- Text excerpt -
§ §
DK Yoo Awesome Martial Artist? Fighter? hmmm You decide

JowGaWolf

Sr. Grandmaster
MT Mentor
Joined
Aug 3, 2015
Messages
14,673
Reaction score
6,334
So I always like to see people put their "money where their mouth is." In other words don't just talk big and look big. Show everyone that you are willing to put something on the line. Like they say "Put up or Shut up."

So on that note. DK Yoo has done just that. For those who don't know DK Yoo. Watch this video. The guys is fast. Looks like he has a lot of skills. He's taught big seminars all over the world and knows 15 Martial Arts According to the video.

So today is day the rest of you who haven't seen this video, will finally know if DK Yoo can really apply his skills. You'll be as thrilled as I was, because this was always on my mind. lol. I actually found this video when I was searching for Baton and Cane fighting techniques that weren't Bull. Not quite sure how Baton = DK Yoo in the ring but here it is.. The truth of DK Yoo..
§ §
- Recorded information -
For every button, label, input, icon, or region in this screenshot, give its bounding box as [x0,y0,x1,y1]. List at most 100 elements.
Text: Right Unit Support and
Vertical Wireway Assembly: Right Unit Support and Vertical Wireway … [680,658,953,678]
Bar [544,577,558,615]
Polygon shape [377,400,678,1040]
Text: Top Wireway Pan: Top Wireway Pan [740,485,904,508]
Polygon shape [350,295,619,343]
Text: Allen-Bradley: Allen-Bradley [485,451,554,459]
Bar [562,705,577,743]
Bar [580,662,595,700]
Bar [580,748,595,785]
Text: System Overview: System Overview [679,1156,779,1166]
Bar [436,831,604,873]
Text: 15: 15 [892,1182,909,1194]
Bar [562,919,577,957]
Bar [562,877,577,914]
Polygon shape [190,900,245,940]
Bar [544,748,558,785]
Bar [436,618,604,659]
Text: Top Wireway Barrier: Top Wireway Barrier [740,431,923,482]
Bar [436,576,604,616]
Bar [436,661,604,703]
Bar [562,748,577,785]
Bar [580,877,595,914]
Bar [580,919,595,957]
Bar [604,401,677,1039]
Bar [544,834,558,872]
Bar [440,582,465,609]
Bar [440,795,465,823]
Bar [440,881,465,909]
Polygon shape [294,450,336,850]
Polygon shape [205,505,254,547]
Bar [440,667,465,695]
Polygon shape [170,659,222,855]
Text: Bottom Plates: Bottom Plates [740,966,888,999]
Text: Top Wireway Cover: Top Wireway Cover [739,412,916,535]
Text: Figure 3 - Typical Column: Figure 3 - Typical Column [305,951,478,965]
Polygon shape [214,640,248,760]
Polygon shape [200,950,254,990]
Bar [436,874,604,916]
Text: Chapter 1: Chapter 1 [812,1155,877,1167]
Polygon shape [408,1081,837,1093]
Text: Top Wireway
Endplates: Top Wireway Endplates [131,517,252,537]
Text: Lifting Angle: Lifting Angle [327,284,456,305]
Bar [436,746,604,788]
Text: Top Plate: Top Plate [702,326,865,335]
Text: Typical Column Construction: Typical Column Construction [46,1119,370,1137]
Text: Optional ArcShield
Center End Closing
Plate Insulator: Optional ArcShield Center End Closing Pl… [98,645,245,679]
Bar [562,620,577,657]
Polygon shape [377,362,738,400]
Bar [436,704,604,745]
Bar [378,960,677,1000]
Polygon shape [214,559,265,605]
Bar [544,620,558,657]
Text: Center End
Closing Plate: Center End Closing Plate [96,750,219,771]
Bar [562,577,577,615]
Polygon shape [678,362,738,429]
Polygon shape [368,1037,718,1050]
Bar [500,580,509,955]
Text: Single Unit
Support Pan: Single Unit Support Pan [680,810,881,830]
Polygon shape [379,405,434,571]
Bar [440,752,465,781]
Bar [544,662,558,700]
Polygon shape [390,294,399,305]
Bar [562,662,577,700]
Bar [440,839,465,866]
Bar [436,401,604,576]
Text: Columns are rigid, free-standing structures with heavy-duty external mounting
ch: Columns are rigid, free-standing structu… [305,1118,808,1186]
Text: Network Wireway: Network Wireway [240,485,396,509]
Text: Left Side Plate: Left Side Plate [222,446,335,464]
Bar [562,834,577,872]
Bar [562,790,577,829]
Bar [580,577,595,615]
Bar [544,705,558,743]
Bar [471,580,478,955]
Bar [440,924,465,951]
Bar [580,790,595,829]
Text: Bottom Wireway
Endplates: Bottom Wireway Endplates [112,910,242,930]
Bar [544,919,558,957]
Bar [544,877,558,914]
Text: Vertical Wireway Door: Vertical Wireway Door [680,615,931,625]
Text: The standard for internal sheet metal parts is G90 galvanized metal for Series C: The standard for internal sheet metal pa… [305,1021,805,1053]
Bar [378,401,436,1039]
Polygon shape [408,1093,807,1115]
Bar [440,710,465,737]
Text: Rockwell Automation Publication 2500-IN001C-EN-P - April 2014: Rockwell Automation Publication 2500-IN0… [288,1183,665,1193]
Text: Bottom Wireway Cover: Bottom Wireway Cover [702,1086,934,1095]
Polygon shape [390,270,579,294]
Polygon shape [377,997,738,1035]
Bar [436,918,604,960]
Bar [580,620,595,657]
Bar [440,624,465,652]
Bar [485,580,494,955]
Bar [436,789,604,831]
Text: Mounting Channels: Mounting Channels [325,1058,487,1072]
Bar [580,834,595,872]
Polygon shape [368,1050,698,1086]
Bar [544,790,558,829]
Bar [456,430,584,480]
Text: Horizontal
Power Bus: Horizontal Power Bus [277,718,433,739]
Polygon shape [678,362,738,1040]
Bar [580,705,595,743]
§ §
- Short task 1 -
In the forum post about DK Yoo, what was the poster searching for when they came across the video?
- Short task 2 -
Carry on the forum post about DK Yoo, picking up right after its final sentence.

- Exercise result 1 -
Baton and cane fighting techniques that weren't bull.

- Exercise result 2 -
For Martial Arts perspective


From @Terrible Tim Witherspoon I watched this a second time just to see what your thoughts were lol. Tim ha ha ha.. you are either in Business or you are the most positive guy in the world or both ha ha ha.. You aren't a "Glass Half Full Guy." You are a "Glass Full Guy" "Glass filled half with water and half with air = a full glass" ha ha ha. But keep on with being who you are. This place could use a lot of positive stuff. But today, I'm going to speak my mind after watching many of his videos. lol. Sometimes people put themselves in bad situations by claiming to be more than what they are. DK Yoo has just stepped in that box.

You are definitely passion about boxing. Based on DK Yoo's professional dealings with self-defense and "fighting" Bradley was actually the Under Dog lol.


My personal thoughts on this.. Damn DK Yoo. I'm very disappointed. I would at least thought that you would have have the Boxing skills that you claimed to have or that someone claimed for you. Between Boxing and Martial Arts. Boxing is much easier. Learning TMA is difficult, especially because of how many schools teach it. But this guy. Whew!. Well that's all I'll say about it. Lots of disappointments probably more because I know he got paid a lot of money to "teach others how to fight" And this is all that we get? Fight how you train.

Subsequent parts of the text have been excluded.